* [INSTRUCTION]: Scan the data below and pick out the lines containing the word "image".

[START OF DATASET RECORDS]

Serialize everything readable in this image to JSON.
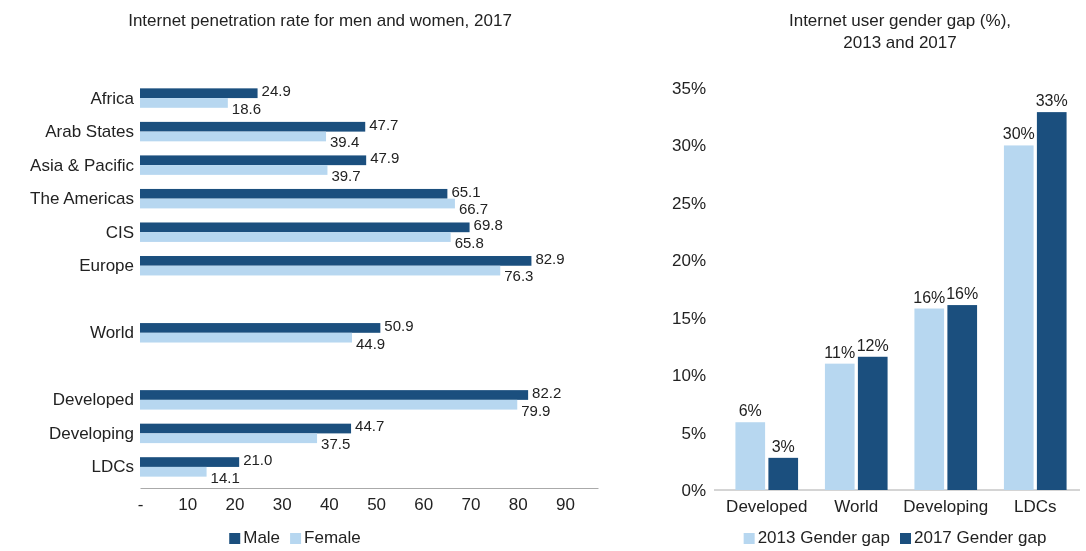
{
  "chart_data": [
    {
      "type": "bar",
      "orientation": "horizontal",
      "title": "Internet penetration rate for men and women, 2017",
      "categories": [
        "Africa",
        "Arab States",
        "Asia & Pacific",
        "The Americas",
        "CIS",
        "Europe",
        null,
        "World",
        null,
        "Developed",
        "Developing",
        "LDCs"
      ],
      "series": [
        {
          "name": "Male",
          "color": "#1b4f7e",
          "values": [
            24.9,
            47.7,
            47.9,
            65.1,
            69.8,
            82.9,
            null,
            50.9,
            null,
            82.2,
            44.7,
            21.0
          ],
          "value_labels": [
            "24.9",
            "47.7",
            "47.9",
            "65.1",
            "69.8",
            "82.9",
            null,
            "50.9",
            null,
            "82.2",
            "44.7",
            "21.0"
          ]
        },
        {
          "name": "Female",
          "color": "#b7d7f0",
          "values": [
            18.6,
            39.4,
            39.7,
            66.7,
            65.8,
            76.3,
            null,
            44.9,
            null,
            79.9,
            37.5,
            14.1
          ],
          "value_labels": [
            "18.6",
            "39.4",
            "39.7",
            "66.7",
            "65.8",
            "76.3",
            null,
            "44.9",
            null,
            "79.9",
            "37.5",
            "14.1"
          ]
        }
      ],
      "xlim": [
        0,
        97
      ],
      "xticks": [
        {
          "value": 0,
          "label": "-"
        },
        10,
        20,
        30,
        40,
        50,
        60,
        70,
        80,
        90
      ],
      "legend": "bottom"
    },
    {
      "type": "bar",
      "title": "Internet user gender gap (%), 2013 and 2017",
      "categories": [
        "Developed",
        "World",
        "Developing",
        "LDCs"
      ],
      "series": [
        {
          "name": "2013 Gender gap",
          "color": "#b7d7f0",
          "values": [
            5.9,
            11,
            15.8,
            30
          ],
          "value_labels": [
            "6%",
            "11%",
            "16%",
            "30%"
          ]
        },
        {
          "name": "2017 Gender gap",
          "color": "#1b4f7e",
          "values": [
            2.8,
            11.6,
            16.1,
            32.9
          ],
          "value_labels": [
            "3%",
            "12%",
            "16%",
            "33%"
          ]
        }
      ],
      "ylim": [
        0,
        35
      ],
      "yticks": [
        {
          "value": 0,
          "label": "0%"
        },
        {
          "value": 5,
          "label": "5%"
        },
        {
          "value": 10,
          "label": "10%"
        },
        {
          "value": 15,
          "label": "15%"
        },
        {
          "value": 20,
          "label": "20%"
        },
        {
          "value": 25,
          "label": "25%"
        },
        {
          "value": 30,
          "label": "30%"
        },
        {
          "value": 35,
          "label": "35%"
        }
      ],
      "legend": "bottom"
    }
  ]
}
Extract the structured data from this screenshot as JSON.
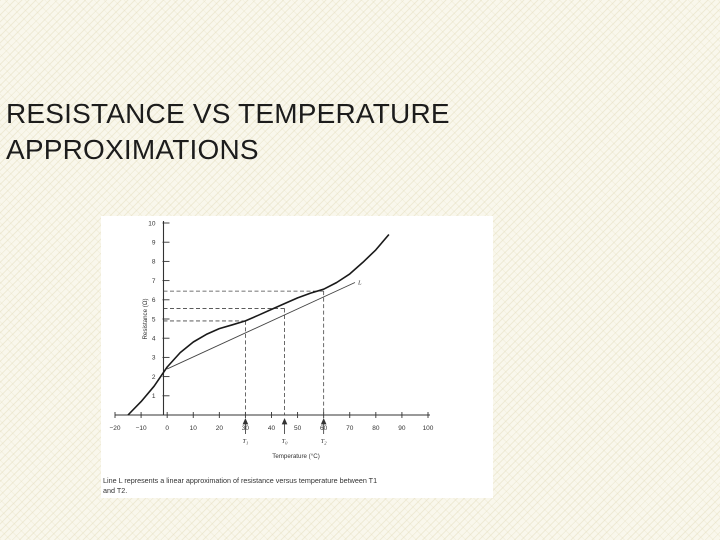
{
  "slide": {
    "title_line1": "RESISTANCE VS TEMPERATURE",
    "title_line2": "APPROXIMATIONS"
  },
  "chart_data": {
    "type": "line",
    "xlabel": "Temperature (°C)",
    "ylabel": "Resistance (Ω)",
    "xlim": [
      -20,
      100
    ],
    "ylim": [
      0,
      10
    ],
    "x_ticks": [
      -20,
      -10,
      0,
      10,
      20,
      30,
      40,
      50,
      60,
      70,
      80,
      90,
      100
    ],
    "y_ticks": [
      1,
      2,
      3,
      4,
      5,
      6,
      7,
      8,
      9,
      10
    ],
    "series": [
      {
        "x": [
          -15,
          -10,
          -5,
          0,
          5,
          10,
          15,
          20,
          25,
          30,
          35,
          40,
          45,
          50,
          55,
          60,
          65,
          70,
          75,
          80,
          85
        ],
        "y": [
          0.0,
          0.7,
          1.5,
          2.5,
          3.25,
          3.8,
          4.2,
          4.5,
          4.7,
          4.9,
          5.2,
          5.5,
          5.8,
          6.1,
          6.35,
          6.55,
          6.9,
          7.35,
          7.95,
          8.6,
          9.4
        ]
      },
      {
        "name": "L",
        "x": [
          0,
          72
        ],
        "y": [
          2.4,
          6.9
        ]
      }
    ],
    "reference_points": [
      {
        "label": "T1",
        "x": 30,
        "y": 4.9
      },
      {
        "label": "T0",
        "x": 45,
        "y": 5.55
      },
      {
        "label": "T2",
        "x": 60,
        "y": 6.45
      }
    ],
    "caption_lines": [
      "Line L represents a linear approximation of resistance versus temperature between T1",
      "and T2."
    ]
  }
}
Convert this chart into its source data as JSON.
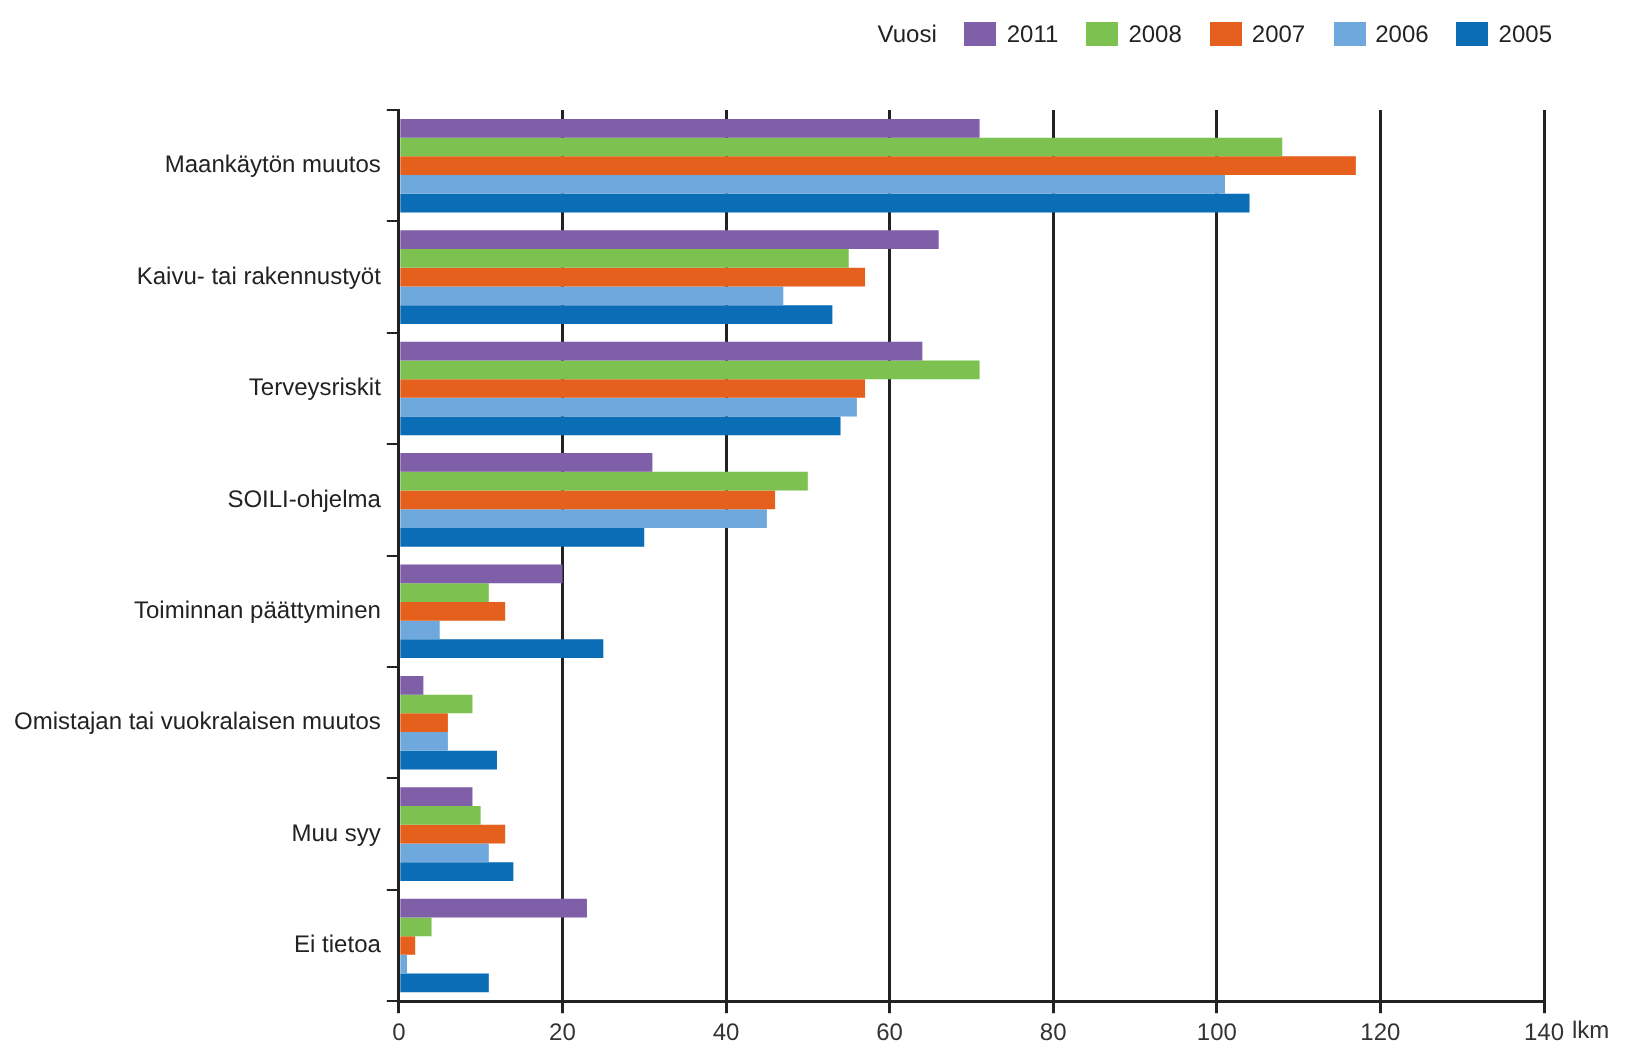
{
  "chart_data": {
    "type": "bar",
    "orientation": "horizontal",
    "xlabel": "lkm",
    "legend_title": "Vuosi",
    "legend": "top right",
    "grid": "x",
    "categories": [
      "Maankäytön muutos",
      "Kaivu- tai rakennustyöt",
      "Terveysriskit",
      "SOILI-ohjelma",
      "Toiminnan päättyminen",
      "Omistajan tai vuokralaisen muutos",
      "Muu syy",
      "Ei tietoa"
    ],
    "series": [
      {
        "name": "2011",
        "color": "#7f5fa8",
        "values": [
          71,
          66,
          64,
          31,
          20,
          3,
          9,
          23
        ]
      },
      {
        "name": "2008",
        "color": "#7dc150",
        "values": [
          108,
          55,
          71,
          50,
          11,
          9,
          10,
          4
        ]
      },
      {
        "name": "2007",
        "color": "#e5601c",
        "values": [
          117,
          57,
          57,
          46,
          13,
          6,
          13,
          2
        ]
      },
      {
        "name": "2006",
        "color": "#6fa8dc",
        "values": [
          101,
          47,
          56,
          45,
          5,
          6,
          11,
          1
        ]
      },
      {
        "name": "2005",
        "color": "#0a6db5",
        "values": [
          104,
          53,
          54,
          30,
          25,
          12,
          14,
          11
        ]
      }
    ],
    "xlim": [
      0,
      140
    ],
    "xticks": [
      0,
      20,
      40,
      60,
      80,
      100,
      120,
      140
    ]
  }
}
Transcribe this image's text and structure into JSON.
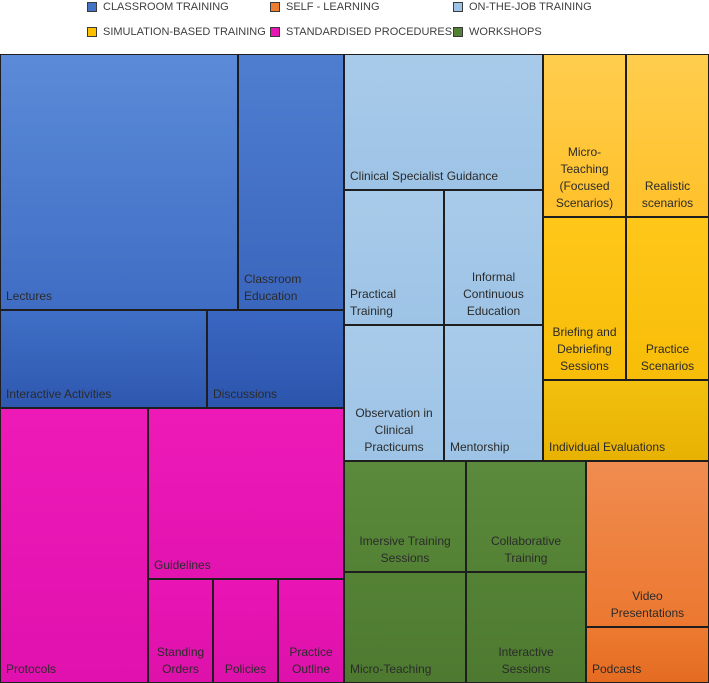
{
  "chart_data": {
    "type": "treemap",
    "title": "",
    "legend_position": "top",
    "categories": [
      {
        "name": "CLASSROOM TRAINING",
        "color": "#4472C4"
      },
      {
        "name": "SELF - LEARNING",
        "color": "#ED7D31"
      },
      {
        "name": "ON-THE-JOB TRAINING",
        "color": "#9DC3E6"
      },
      {
        "name": "SIMULATION-BASED TRAINING",
        "color": "#FFC000"
      },
      {
        "name": "STANDARDISED PROCEDURES",
        "color": "#E815B4"
      },
      {
        "name": "WORKSHOPS",
        "color": "#548235"
      }
    ],
    "nodes": [
      {
        "label": "Lectures",
        "group": "CLASSROOM TRAINING",
        "value": 55300
      },
      {
        "label": "Classroom Education",
        "group": "CLASSROOM TRAINING",
        "value": 27100
      },
      {
        "label": "Interactive Activities",
        "group": "CLASSROOM TRAINING",
        "value": 20100
      },
      {
        "label": "Discussions",
        "group": "CLASSROOM TRAINING",
        "value": 13400
      },
      {
        "label": "Protocols",
        "group": "STANDARDISED PROCEDURES",
        "value": 40600
      },
      {
        "label": "Guidelines",
        "group": "STANDARDISED PROCEDURES",
        "value": 34300
      },
      {
        "label": "Standing Orders",
        "group": "STANDARDISED PROCEDURES",
        "value": 6900
      },
      {
        "label": "Policies",
        "group": "STANDARDISED PROCEDURES",
        "value": 6900
      },
      {
        "label": "Practice Outline",
        "group": "STANDARDISED PROCEDURES",
        "value": 6900
      },
      {
        "label": "Clinical Specialist Guidance",
        "group": "ON-THE-JOB TRAINING",
        "value": 27000
      },
      {
        "label": "Practical Training",
        "group": "ON-THE-JOB TRAINING",
        "value": 13300
      },
      {
        "label": "Informal Continuous Education",
        "group": "ON-THE-JOB TRAINING",
        "value": 13100
      },
      {
        "label": "Observation in Clinical Practicums",
        "group": "ON-THE-JOB TRAINING",
        "value": 13300
      },
      {
        "label": "Mentorship",
        "group": "ON-THE-JOB TRAINING",
        "value": 13200
      },
      {
        "label": "Micro-Teaching (Focused Scenarios)",
        "group": "SIMULATION-BASED TRAINING",
        "value": 13300
      },
      {
        "label": "Realistic scenarios",
        "group": "SIMULATION-BASED TRAINING",
        "value": 13300
      },
      {
        "label": "Briefing and Debriefing Sessions",
        "group": "SIMULATION-BASED TRAINING",
        "value": 13300
      },
      {
        "label": "Practice Scenarios",
        "group": "SIMULATION-BASED TRAINING",
        "value": 13300
      },
      {
        "label": "Individual Evaluations",
        "group": "SIMULATION-BASED TRAINING",
        "value": 13300
      },
      {
        "label": "Imersive Training Sessions",
        "group": "WORKSHOPS",
        "value": 13100
      },
      {
        "label": "Collaborative Training",
        "group": "WORKSHOPS",
        "value": 13400
      },
      {
        "label": "Micro-Teaching",
        "group": "WORKSHOPS",
        "value": 13200
      },
      {
        "label": "Interactive Sessions",
        "group": "WORKSHOPS",
        "value": 13500
      },
      {
        "label": "Video Presentations",
        "group": "SELF - LEARNING",
        "value": 19200
      },
      {
        "label": "Podcasts",
        "group": "SELF - LEARNING",
        "value": 6200
      }
    ]
  }
}
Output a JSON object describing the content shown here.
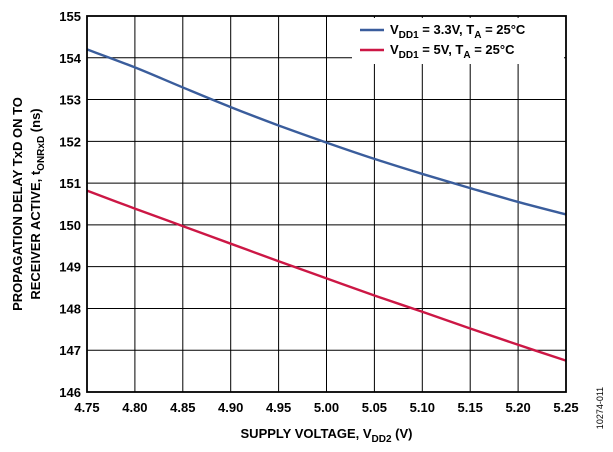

[END OF DATASET RECORDS]

* [COMPLETE OUTPUT]:
Serialize everything readable in this image to JSON.
Transcribe this image's text and structure into JSON.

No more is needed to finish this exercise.